### What this task involves
Each line of the data below must be given again exactly as written.

### Dataset rows for document pages

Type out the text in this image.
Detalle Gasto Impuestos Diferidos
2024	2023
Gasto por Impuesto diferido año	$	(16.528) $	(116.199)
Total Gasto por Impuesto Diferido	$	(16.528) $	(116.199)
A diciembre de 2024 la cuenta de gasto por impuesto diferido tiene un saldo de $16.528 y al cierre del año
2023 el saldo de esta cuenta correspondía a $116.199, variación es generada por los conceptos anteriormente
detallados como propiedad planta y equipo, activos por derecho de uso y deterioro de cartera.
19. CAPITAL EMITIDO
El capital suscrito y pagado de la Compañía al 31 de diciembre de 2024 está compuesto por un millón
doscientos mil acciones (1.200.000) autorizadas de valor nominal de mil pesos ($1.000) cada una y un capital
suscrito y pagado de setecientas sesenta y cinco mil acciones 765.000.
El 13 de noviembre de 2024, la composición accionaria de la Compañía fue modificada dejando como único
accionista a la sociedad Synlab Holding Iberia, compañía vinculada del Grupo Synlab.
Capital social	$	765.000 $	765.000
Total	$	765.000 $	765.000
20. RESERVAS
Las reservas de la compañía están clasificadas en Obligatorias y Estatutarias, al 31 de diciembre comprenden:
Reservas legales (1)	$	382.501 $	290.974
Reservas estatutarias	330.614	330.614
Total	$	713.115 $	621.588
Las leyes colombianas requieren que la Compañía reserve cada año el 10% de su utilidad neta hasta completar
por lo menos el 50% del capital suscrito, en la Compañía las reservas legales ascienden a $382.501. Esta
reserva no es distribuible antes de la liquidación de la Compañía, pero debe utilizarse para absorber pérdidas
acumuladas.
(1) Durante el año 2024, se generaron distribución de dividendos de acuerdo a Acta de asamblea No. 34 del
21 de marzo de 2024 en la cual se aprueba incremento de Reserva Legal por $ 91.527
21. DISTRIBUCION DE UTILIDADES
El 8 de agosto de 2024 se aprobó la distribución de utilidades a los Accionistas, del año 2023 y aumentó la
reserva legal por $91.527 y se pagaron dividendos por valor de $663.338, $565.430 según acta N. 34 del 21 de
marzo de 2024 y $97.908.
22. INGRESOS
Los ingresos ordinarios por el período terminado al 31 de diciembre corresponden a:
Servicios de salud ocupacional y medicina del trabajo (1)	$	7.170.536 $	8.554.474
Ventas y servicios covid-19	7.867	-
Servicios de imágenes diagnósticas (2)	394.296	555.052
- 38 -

### Answer to this task
Type out the text in this image.
Detalle Gasto Impuestos Diferidos
2024	2023
Gasto por Impuesto diferido año	$	(16.528) $	(116.199)
Total Gasto por Impuesto Diferido	$	(16.528) $	(116.199)
A diciembre de 2024 la cuenta de gasto por impuesto diferido tiene un saldo de $16.528 y al cierre del año
2023 el saldo de esta cuenta correspondía a $116.199, variación es generada por los conceptos anteriormente
detallados como propiedad planta y equipo, activos por derecho de uso y deterioro de cartera.
19. CAPITAL EMITIDO
El capital suscrito y pagado de la Compañía al 31 de diciembre de 2024 está compuesto por un millón
doscientos mil acciones (1.200.000) autorizadas de valor nominal de mil pesos ($1.000) cada una y un capital
suscrito y pagado de setecientas sesenta y cinco mil acciones 765.000.
El 13 de noviembre de 2024, la composición accionaria de la Compañía fue modificada dejando como único
accionista a la sociedad Synlab Holding Iberia, compañía vinculada del Grupo Synlab.
Capital social	$	765.000 $	765.000
Total	$	765.000 $	765.000
20. RESERVAS
Las reservas de la compañía están clasificadas en Obligatorias y Estatutarias, al 31 de diciembre comprenden:
Reservas legales (1)	$	382.501 $	290.974
Reservas estatutarias	330.614	330.614
Total	$	713.115 $	621.588
Las leyes colombianas requieren que la Compañía reserve cada año el 10% de su utilidad neta hasta completar
por lo menos el 50% del capital suscrito, en la Compañía las reservas legales ascienden a $382.501. Esta
reserva no es distribuible antes de la liquidación de la Compañía, pero debe utilizarse para absorber pérdidas
acumuladas.
(1) Durante el año 2024, se generaron distribución de dividendos de acuerdo a Acta de asamblea No. 34 del
21 de marzo de 2024 en la cual se aprueba incremento de Reserva Legal por $ 91.527
21. DISTRIBUCION DE UTILIDADES
El 8 de agosto de 2024 se aprobó la distribución de utilidades a los Accionistas, del año 2023 y aumentó la
reserva legal por $91.527 y se pagaron dividendos por valor de $663.338, $565.430 según acta N. 34 del 21 de
marzo de 2024 y $97.908.
22. INGRESOS
Los ingresos ordinarios por el período terminado al 31 de diciembre corresponden a:
Servicios de salud ocupacional y medicina del trabajo (1)	$	7.170.536 $	8.554.474
Ventas y servicios covid-19	7.867	-
Servicios de imágenes diagnósticas (2)	394.296	555.052
- 38 -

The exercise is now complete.